> [Aim]:
Wherever the string "nhiêu" occurs in a line of these records, report that line.

> [Supplied entries]:
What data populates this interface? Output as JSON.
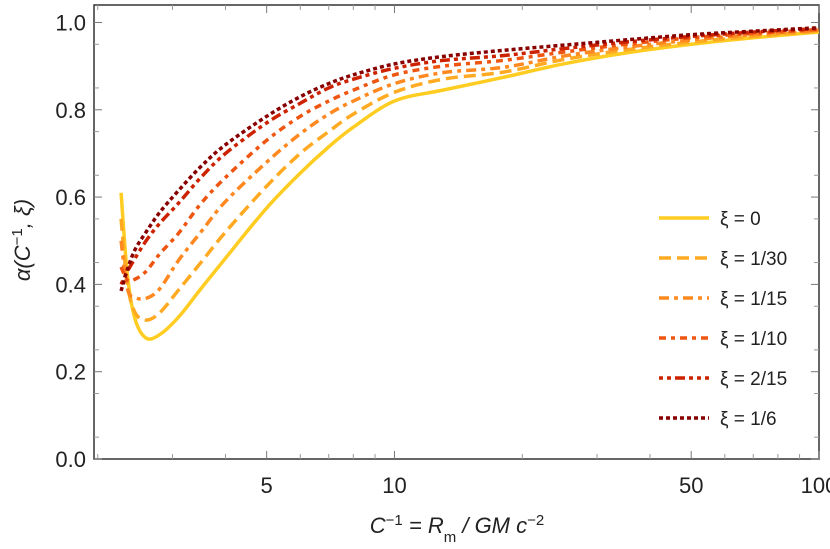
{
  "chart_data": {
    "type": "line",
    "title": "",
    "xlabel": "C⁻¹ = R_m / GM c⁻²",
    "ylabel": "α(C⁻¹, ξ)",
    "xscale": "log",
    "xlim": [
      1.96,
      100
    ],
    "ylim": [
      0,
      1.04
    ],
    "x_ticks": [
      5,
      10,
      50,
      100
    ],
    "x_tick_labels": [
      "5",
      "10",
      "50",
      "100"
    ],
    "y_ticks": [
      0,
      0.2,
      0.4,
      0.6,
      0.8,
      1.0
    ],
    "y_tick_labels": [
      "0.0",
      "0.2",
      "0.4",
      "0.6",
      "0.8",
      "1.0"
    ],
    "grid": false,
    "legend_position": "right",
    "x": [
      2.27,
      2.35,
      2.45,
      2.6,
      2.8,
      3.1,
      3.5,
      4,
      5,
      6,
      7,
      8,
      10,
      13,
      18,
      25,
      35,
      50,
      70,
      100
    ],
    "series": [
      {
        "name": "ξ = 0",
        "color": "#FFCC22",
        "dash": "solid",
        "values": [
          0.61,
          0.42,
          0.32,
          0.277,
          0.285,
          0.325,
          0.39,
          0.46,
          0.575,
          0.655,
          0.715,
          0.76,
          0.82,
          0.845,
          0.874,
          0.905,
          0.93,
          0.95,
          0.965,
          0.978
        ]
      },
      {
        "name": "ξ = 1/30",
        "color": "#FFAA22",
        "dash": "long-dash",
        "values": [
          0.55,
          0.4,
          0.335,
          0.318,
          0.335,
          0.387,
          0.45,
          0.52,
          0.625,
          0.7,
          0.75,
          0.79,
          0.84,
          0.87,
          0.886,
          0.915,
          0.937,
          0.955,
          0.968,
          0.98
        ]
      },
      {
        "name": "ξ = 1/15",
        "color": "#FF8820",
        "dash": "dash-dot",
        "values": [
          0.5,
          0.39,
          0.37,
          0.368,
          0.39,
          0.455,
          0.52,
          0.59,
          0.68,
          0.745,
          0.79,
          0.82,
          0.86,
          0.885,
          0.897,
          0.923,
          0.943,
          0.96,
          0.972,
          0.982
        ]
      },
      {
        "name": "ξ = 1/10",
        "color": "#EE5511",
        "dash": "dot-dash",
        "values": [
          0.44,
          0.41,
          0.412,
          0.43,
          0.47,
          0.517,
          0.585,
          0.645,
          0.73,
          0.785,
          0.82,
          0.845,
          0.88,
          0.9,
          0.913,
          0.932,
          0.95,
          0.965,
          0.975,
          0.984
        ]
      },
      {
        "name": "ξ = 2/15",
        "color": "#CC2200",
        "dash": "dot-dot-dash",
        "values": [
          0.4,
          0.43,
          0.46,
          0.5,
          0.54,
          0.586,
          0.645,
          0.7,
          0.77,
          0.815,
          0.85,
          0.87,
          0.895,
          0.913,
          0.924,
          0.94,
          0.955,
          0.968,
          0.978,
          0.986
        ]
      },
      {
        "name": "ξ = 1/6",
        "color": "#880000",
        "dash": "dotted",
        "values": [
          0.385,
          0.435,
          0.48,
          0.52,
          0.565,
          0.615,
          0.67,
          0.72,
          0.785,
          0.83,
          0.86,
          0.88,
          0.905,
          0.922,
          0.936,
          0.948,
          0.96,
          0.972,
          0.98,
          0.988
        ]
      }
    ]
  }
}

==

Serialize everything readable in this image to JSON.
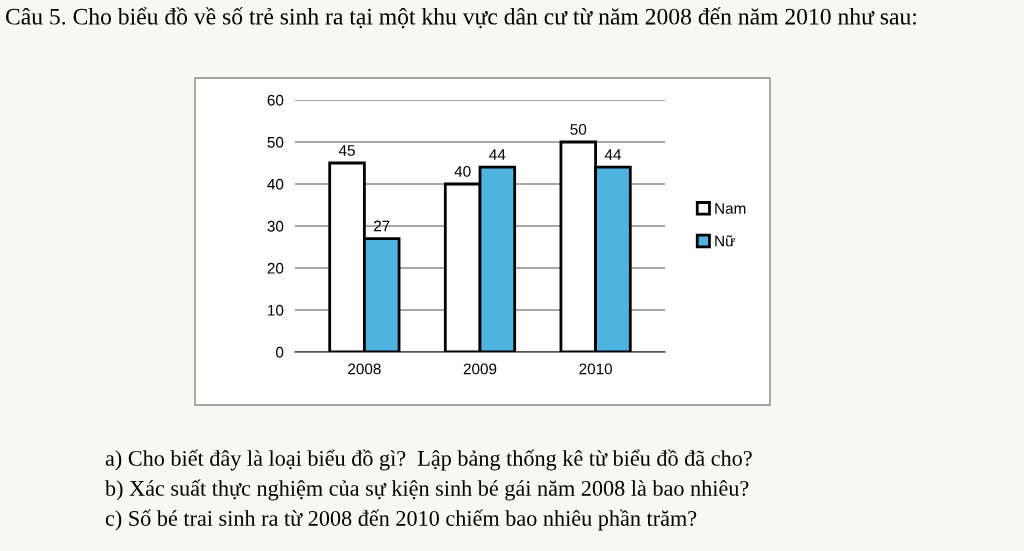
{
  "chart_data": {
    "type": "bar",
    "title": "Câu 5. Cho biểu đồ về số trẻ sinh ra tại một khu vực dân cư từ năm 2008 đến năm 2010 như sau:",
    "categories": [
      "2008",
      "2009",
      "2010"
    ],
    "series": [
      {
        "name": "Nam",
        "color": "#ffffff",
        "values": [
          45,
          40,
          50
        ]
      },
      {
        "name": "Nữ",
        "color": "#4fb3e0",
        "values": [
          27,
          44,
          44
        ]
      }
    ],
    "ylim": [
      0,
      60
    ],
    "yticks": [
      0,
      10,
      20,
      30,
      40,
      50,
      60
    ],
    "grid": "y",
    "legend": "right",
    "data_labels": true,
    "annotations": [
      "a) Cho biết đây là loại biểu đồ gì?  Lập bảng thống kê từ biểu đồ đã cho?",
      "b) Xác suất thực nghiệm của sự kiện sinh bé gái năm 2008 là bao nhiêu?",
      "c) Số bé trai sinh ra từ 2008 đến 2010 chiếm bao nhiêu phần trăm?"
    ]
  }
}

> [In response]:
      "b) Xác suất thực nghiệm của sự kiện sinh bé gái năm 2008 là bao nhiêu?",
      "c) Số bé trai sinh ra từ 2008 đến 2010 chiếm bao nhiêu phần trăm?"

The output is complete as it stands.